Extracted records
>>>
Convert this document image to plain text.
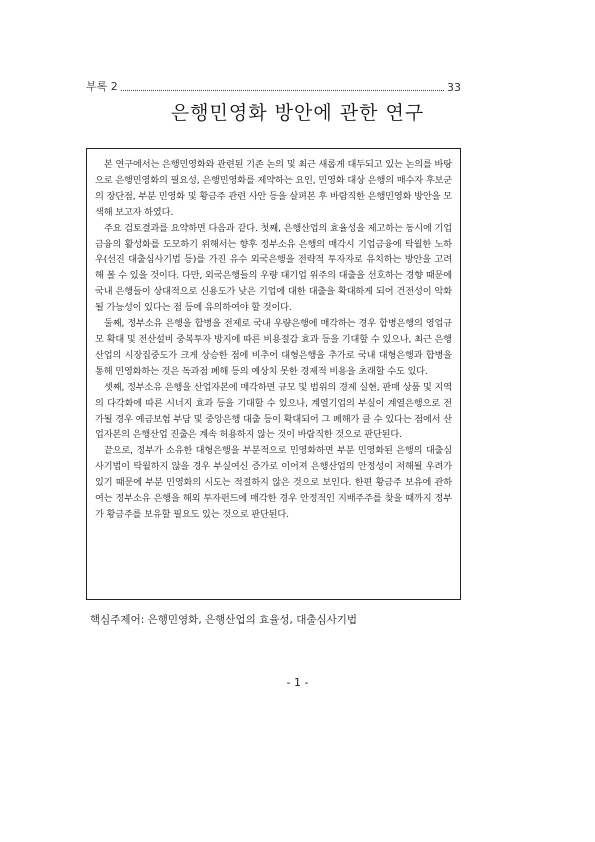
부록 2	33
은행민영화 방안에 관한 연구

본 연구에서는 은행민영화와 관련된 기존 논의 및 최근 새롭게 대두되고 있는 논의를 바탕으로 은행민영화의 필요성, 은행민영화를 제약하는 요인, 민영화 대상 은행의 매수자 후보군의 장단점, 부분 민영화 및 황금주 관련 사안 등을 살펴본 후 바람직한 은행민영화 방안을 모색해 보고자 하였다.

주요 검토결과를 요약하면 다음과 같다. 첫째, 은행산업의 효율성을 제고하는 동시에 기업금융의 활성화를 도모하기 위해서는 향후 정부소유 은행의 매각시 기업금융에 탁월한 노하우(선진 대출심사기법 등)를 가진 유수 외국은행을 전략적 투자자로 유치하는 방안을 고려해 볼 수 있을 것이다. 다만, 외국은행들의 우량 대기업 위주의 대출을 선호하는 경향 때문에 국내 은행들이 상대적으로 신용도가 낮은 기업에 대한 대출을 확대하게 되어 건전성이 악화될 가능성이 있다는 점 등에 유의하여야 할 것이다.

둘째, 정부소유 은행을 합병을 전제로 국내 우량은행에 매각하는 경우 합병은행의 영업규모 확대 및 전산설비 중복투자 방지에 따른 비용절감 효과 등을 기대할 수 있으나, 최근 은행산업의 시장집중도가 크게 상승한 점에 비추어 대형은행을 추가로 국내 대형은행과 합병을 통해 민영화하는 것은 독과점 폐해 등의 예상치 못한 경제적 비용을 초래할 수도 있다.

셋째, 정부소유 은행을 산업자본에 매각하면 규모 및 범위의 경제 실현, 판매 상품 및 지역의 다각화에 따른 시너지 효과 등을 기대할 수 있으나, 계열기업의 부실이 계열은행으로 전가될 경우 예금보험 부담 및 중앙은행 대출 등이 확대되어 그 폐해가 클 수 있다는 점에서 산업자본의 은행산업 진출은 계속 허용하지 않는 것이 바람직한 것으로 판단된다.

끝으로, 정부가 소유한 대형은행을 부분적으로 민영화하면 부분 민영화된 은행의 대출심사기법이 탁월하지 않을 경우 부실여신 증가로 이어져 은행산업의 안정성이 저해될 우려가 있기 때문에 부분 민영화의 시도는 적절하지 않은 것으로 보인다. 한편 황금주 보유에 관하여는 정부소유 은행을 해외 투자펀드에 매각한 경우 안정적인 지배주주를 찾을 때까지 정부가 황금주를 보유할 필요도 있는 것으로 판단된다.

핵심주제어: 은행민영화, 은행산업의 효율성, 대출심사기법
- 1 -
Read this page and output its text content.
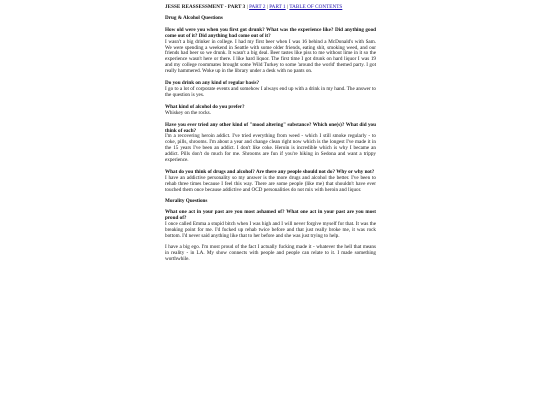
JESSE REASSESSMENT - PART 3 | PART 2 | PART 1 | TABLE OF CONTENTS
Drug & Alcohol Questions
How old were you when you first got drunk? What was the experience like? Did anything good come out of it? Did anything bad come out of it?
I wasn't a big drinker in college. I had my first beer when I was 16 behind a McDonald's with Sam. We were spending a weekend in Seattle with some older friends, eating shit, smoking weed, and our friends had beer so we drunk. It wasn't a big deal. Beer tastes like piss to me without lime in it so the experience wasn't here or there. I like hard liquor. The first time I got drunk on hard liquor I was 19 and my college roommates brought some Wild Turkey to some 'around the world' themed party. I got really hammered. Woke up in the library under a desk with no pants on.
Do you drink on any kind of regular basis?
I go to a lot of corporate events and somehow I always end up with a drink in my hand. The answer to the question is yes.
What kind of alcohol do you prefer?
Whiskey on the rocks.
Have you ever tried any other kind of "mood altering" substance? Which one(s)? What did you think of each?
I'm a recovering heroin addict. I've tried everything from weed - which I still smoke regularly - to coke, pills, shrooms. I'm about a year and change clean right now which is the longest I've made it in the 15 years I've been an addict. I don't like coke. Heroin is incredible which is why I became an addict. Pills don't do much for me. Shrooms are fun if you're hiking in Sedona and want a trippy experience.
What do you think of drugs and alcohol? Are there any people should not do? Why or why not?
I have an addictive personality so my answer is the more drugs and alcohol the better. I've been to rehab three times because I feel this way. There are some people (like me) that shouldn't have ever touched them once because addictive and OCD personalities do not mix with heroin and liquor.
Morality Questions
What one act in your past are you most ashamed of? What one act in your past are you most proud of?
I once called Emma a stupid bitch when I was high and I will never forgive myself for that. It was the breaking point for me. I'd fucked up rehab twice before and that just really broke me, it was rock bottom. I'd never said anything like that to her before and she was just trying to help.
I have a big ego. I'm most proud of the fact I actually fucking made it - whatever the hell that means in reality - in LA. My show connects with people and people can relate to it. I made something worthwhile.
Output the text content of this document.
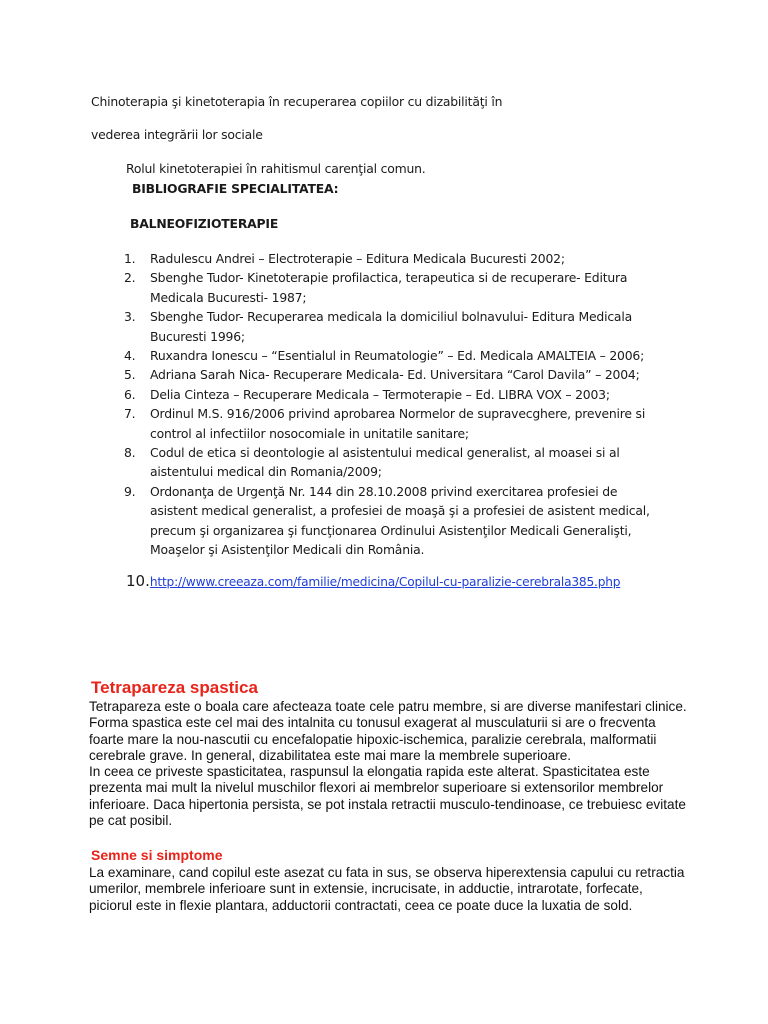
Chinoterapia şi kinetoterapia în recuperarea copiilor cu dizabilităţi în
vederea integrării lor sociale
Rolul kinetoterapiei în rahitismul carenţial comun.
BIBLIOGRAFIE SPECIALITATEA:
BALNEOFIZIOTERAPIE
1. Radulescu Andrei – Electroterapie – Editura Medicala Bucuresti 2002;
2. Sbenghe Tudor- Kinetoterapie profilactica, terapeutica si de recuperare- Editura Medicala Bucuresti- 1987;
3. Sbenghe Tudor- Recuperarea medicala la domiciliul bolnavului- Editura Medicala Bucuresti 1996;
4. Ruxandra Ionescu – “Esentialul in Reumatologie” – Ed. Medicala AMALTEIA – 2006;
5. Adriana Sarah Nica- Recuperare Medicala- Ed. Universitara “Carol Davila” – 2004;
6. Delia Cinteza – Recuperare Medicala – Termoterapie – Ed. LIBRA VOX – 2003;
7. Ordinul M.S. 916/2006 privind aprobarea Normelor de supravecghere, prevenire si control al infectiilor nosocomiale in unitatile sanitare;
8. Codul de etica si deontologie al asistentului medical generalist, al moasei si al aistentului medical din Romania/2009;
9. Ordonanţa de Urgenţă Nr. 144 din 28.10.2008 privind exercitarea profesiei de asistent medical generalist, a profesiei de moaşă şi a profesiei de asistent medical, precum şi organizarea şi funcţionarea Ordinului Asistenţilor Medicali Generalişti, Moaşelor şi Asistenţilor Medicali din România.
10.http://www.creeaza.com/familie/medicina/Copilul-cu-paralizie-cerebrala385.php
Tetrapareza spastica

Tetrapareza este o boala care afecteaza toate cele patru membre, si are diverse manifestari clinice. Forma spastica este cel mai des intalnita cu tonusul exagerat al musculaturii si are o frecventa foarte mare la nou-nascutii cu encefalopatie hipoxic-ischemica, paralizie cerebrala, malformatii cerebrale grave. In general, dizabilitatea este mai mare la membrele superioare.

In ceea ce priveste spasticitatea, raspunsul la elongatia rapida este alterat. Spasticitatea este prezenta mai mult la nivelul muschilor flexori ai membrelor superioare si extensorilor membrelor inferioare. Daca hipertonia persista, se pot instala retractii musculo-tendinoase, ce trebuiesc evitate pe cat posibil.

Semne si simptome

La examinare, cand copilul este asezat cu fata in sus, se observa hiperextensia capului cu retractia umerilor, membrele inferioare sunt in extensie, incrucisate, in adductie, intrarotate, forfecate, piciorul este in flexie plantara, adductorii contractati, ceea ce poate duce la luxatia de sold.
<<<
- TASK STATEMENT
Copy every entry word for word, but omit the pictures.

- PROBLEM SOLUTION
Convert this document image to plain text.
부록 2	33
은행민영화 방안에 관한 연구

본 연구에서는 은행민영화와 관련된 기존 논의 및 최근 새롭게 대두되고 있는 논의를 바탕으로 은행민영화의 필요성, 은행민영화를 제약하는 요인, 민영화 대상 은행의 매수자 후보군의 장단점, 부분 민영화 및 황금주 관련 사안 등을 살펴본 후 바람직한 은행민영화 방안을 모색해 보고자 하였다.

주요 검토결과를 요약하면 다음과 같다. 첫째, 은행산업의 효율성을 제고하는 동시에 기업금융의 활성화를 도모하기 위해서는 향후 정부소유 은행의 매각시 기업금융에 탁월한 노하우(선진 대출심사기법 등)를 가진 유수 외국은행을 전략적 투자자로 유치하는 방안을 고려해 볼 수 있을 것이다. 다만, 외국은행들의 우량 대기업 위주의 대출을 선호하는 경향 때문에 국내 은행들이 상대적으로 신용도가 낮은 기업에 대한 대출을 확대하게 되어 건전성이 악화될 가능성이 있다는 점 등에 유의하여야 할 것이다.

둘째, 정부소유 은행을 합병을 전제로 국내 우량은행에 매각하는 경우 합병은행의 영업규모 확대 및 전산설비 중복투자 방지에 따른 비용절감 효과 등을 기대할 수 있으나, 최근 은행산업의 시장집중도가 크게 상승한 점에 비추어 대형은행을 추가로 국내 대형은행과 합병을 통해 민영화하는 것은 독과점 폐해 등의 예상치 못한 경제적 비용을 초래할 수도 있다.

셋째, 정부소유 은행을 산업자본에 매각하면 규모 및 범위의 경제 실현, 판매 상품 및 지역의 다각화에 따른 시너지 효과 등을 기대할 수 있으나, 계열기업의 부실이 계열은행으로 전가될 경우 예금보험 부담 및 중앙은행 대출 등이 확대되어 그 폐해가 클 수 있다는 점에서 산업자본의 은행산업 진출은 계속 허용하지 않는 것이 바람직한 것으로 판단된다.

끝으로, 정부가 소유한 대형은행을 부분적으로 민영화하면 부분 민영화된 은행의 대출심사기법이 탁월하지 않을 경우 부실여신 증가로 이어져 은행산업의 안정성이 저해될 우려가 있기 때문에 부분 민영화의 시도는 적절하지 않은 것으로 보인다. 한편 황금주 보유에 관하여는 정부소유 은행을 해외 투자펀드에 매각한 경우 안정적인 지배주주를 찾을 때까지 정부가 황금주를 보유할 필요도 있는 것으로 판단된다.

핵심주제어: 은행민영화, 은행산업의 효율성, 대출심사기법
- 1 -
Read this page and output its text content.
JESSE REASSESSMENT - PART 3 | PART 2 | PART 1 | TABLE OF CONTENTS
Drug & Alcohol Questions
How old were you when you first got drunk? What was the experience like? Did anything good come out of it? Did anything bad come out of it?
I wasn't a big drinker in college. I had my first beer when I was 16 behind a McDonald's with Sam. We were spending a weekend in Seattle with some older friends, eating shit, smoking weed, and our friends had beer so we drunk. It wasn't a big deal. Beer tastes like piss to me without lime in it so the experience wasn't here or there. I like hard liquor. The first time I got drunk on hard liquor I was 19 and my college roommates brought some Wild Turkey to some 'around the world' themed party. I got really hammered. Woke up in the library under a desk with no pants on.
Do you drink on any kind of regular basis?
I go to a lot of corporate events and somehow I always end up with a drink in my hand. The answer to the question is yes.
What kind of alcohol do you prefer?
Whiskey on the rocks.
Have you ever tried any other kind of "mood altering" substance? Which one(s)? What did you think of each?
I'm a recovering heroin addict. I've tried everything from weed - which I still smoke regularly - to coke, pills, shrooms. I'm about a year and change clean right now which is the longest I've made it in the 15 years I've been an addict. I don't like coke. Heroin is incredible which is why I became an addict. Pills don't do much for me. Shrooms are fun if you're hiking in Sedona and want a trippy experience.
What do you think of drugs and alcohol? Are there any people should not do? Why or why not?
I have an addictive personality so my answer is the more drugs and alcohol the better. I've been to rehab three times because I feel this way. There are some people (like me) that shouldn't have ever touched them once because addictive and OCD personalities do not mix with heroin and liquor.
Morality Questions
What one act in your past are you most ashamed of? What one act in your past are you most proud of?
I once called Emma a stupid bitch when I was high and I will never forgive myself for that. It was the breaking point for me. I'd fucked up rehab twice before and that just really broke me, it was rock bottom. I'd never said anything like that to her before and she was just trying to help.
I have a big ego. I'm most proud of the fact I actually fucking made it - whatever the hell that means in reality - in LA. My show connects with people and people can relate to it. I made something worthwhile.
Output the text content of this document.
Chinoterapia şi kinetoterapia în recuperarea copiilor cu dizabilităţi în
vederea integrării lor sociale
Rolul kinetoterapiei în rahitismul carenţial comun.
BIBLIOGRAFIE SPECIALITATEA:
BALNEOFIZIOTERAPIE
1. Radulescu Andrei – Electroterapie – Editura Medicala Bucuresti 2002;
2. Sbenghe Tudor- Kinetoterapie profilactica, terapeutica si de recuperare- Editura Medicala Bucuresti- 1987;
3. Sbenghe Tudor- Recuperarea medicala la domiciliul bolnavului- Editura Medicala Bucuresti 1996;
4. Ruxandra Ionescu – “Esentialul in Reumatologie” – Ed. Medicala AMALTEIA – 2006;
5. Adriana Sarah Nica- Recuperare Medicala- Ed. Universitara “Carol Davila” – 2004;
6. Delia Cinteza – Recuperare Medicala – Termoterapie – Ed. LIBRA VOX – 2003;
7. Ordinul M.S. 916/2006 privind aprobarea Normelor de supravecghere, prevenire si control al infectiilor nosocomiale in unitatile sanitare;
8. Codul de etica si deontologie al asistentului medical generalist, al moasei si al aistentului medical din Romania/2009;
9. Ordonanţa de Urgenţă Nr. 144 din 28.10.2008 privind exercitarea profesiei de asistent medical generalist, a profesiei de moaşă şi a profesiei de asistent medical, precum şi organizarea şi funcţionarea Ordinului Asistenţilor Medicali Generalişti, Moaşelor şi Asistenţilor Medicali din România.
10.http://www.creeaza.com/familie/medicina/Copilul-cu-paralizie-cerebrala385.php
Tetrapareza spastica

Tetrapareza este o boala care afecteaza toate cele patru membre, si are diverse manifestari clinice. Forma spastica este cel mai des intalnita cu tonusul exagerat al musculaturii si are o frecventa foarte mare la nou-nascutii cu encefalopatie hipoxic-ischemica, paralizie cerebrala, malformatii cerebrale grave. In general, dizabilitatea este mai mare la membrele superioare.

In ceea ce priveste spasticitatea, raspunsul la elongatia rapida este alterat. Spasticitatea este prezenta mai mult la nivelul muschilor flexori ai membrelor superioare si extensorilor membrelor inferioare. Daca hipertonia persista, se pot instala retractii musculo-tendinoase, ce trebuiesc evitate pe cat posibil.

Semne si simptome

La examinare, cand copilul este asezat cu fata in sus, se observa hiperextensia capului cu retractia umerilor, membrele inferioare sunt in extensie, incrucisate, in adductie, intrarotate, forfecate, piciorul este in flexie plantara, adductorii contractati, ceea ce poate duce la luxatia de sold.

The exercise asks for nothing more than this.